● **PROBLEM STATEMENT**: Copy the data below exactly, omitting any picture it contains.
· · ·
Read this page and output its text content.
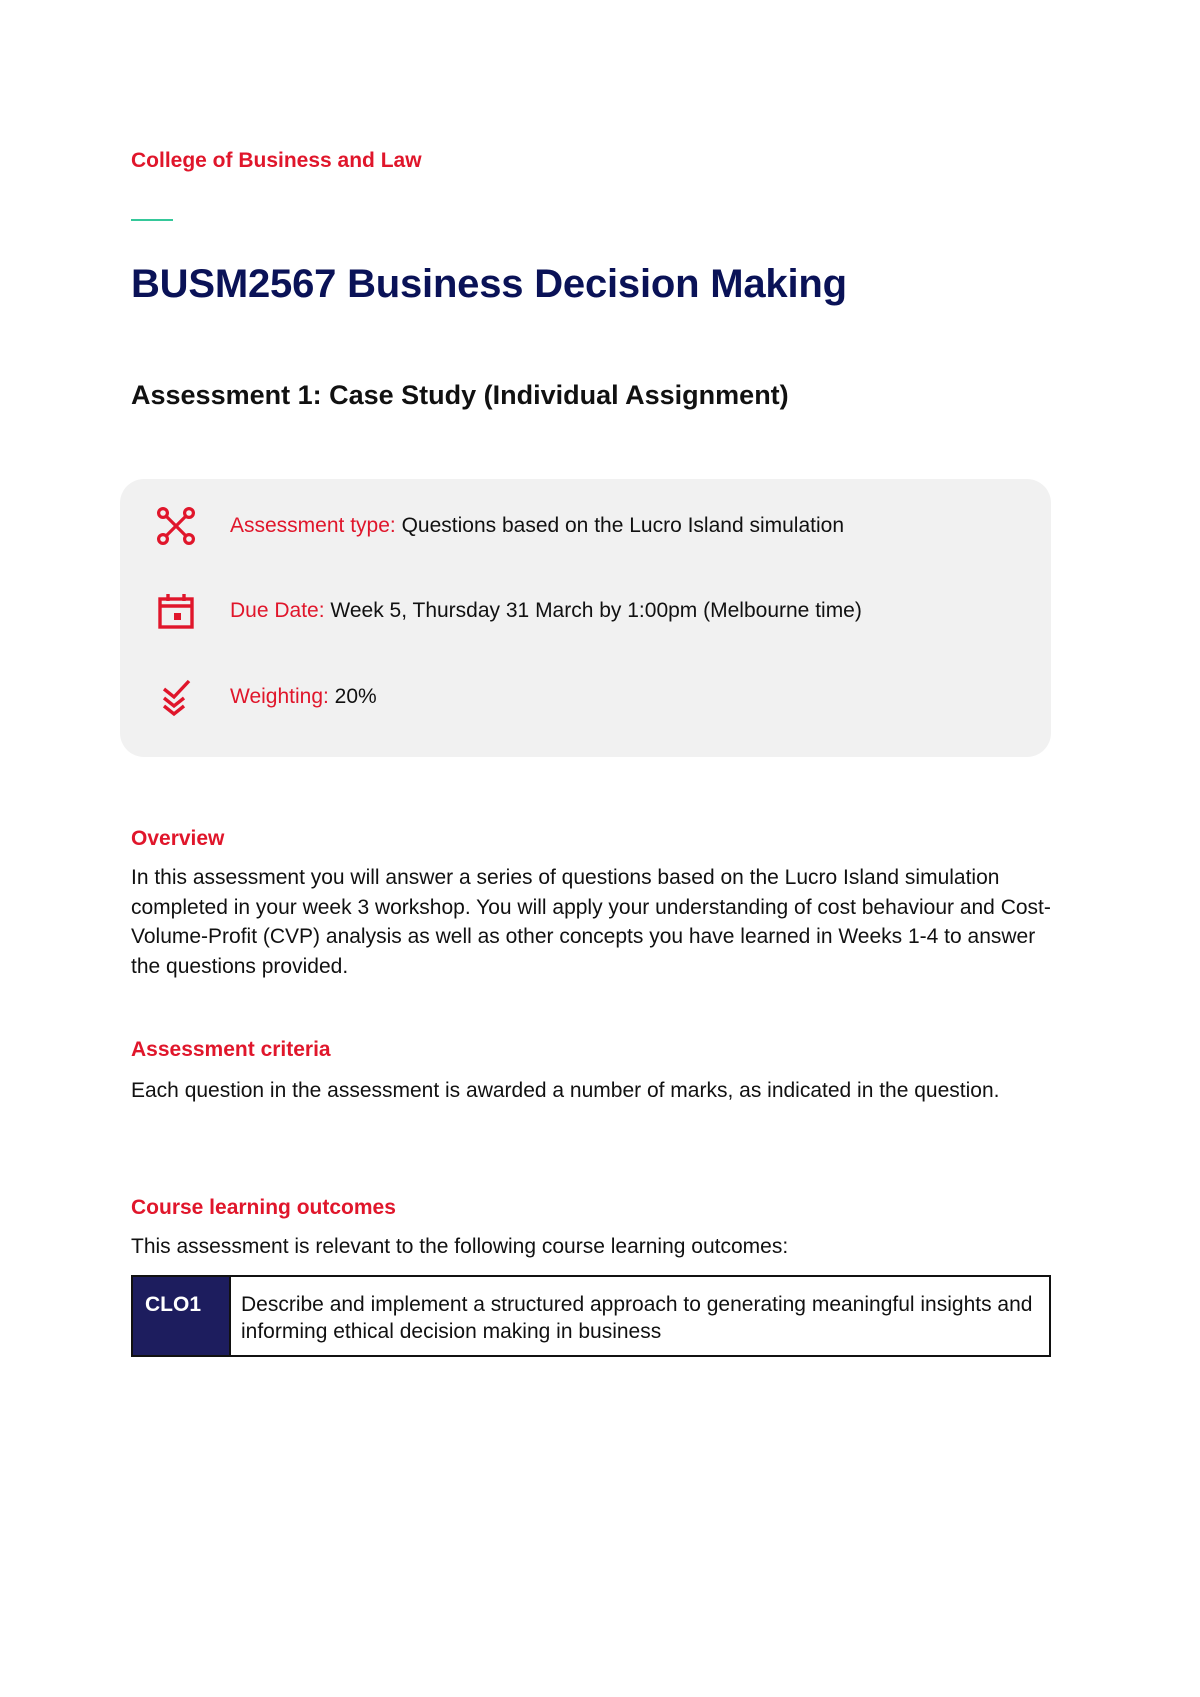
College of Business and Law
BUSM2567 Business Decision Making
Assessment 1: Case Study (Individual Assignment)
Assessment type: Questions based on the Lucro Island simulation
Due Date: Week 5, Thursday 31 March by 1:00pm (Melbourne time)
Weighting: 20%
Overview
In this assessment you will answer a series of questions based on the Lucro Island simulation completed in your week 3 workshop. You will apply your understanding of cost behaviour and Cost-Volume-Profit (CVP) analysis as well as other concepts you have learned in Weeks 1-4 to answer the questions provided.
Assessment criteria
Each question in the assessment is awarded a number of marks, as indicated in the question.
Course learning outcomes
This assessment is relevant to the following course learning outcomes:
CLO1	Describe and implement a structured approach to generating meaningful insights and informing ethical decision making in business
· · ·
● **ANSWER FOR THIS EXERCISE**:
Read this page and output its text content.
College of Business and Law
BUSM2567 Business Decision Making
Assessment 1: Case Study (Individual Assignment)
Assessment type: Questions based on the Lucro Island simulation
Due Date: Week 5, Thursday 31 March by 1:00pm (Melbourne time)
Weighting: 20%
Overview
In this assessment you will answer a series of questions based on the Lucro Island simulation completed in your week 3 workshop. You will apply your understanding of cost behaviour and Cost-Volume-Profit (CVP) analysis as well as other concepts you have learned in Weeks 1-4 to answer the questions provided.
Assessment criteria
Each question in the assessment is awarded a number of marks, as indicated in the question.
Course learning outcomes
This assessment is relevant to the following course learning outcomes:
CLO1	Describe and implement a structured approach to generating meaningful insights and informing ethical decision making in business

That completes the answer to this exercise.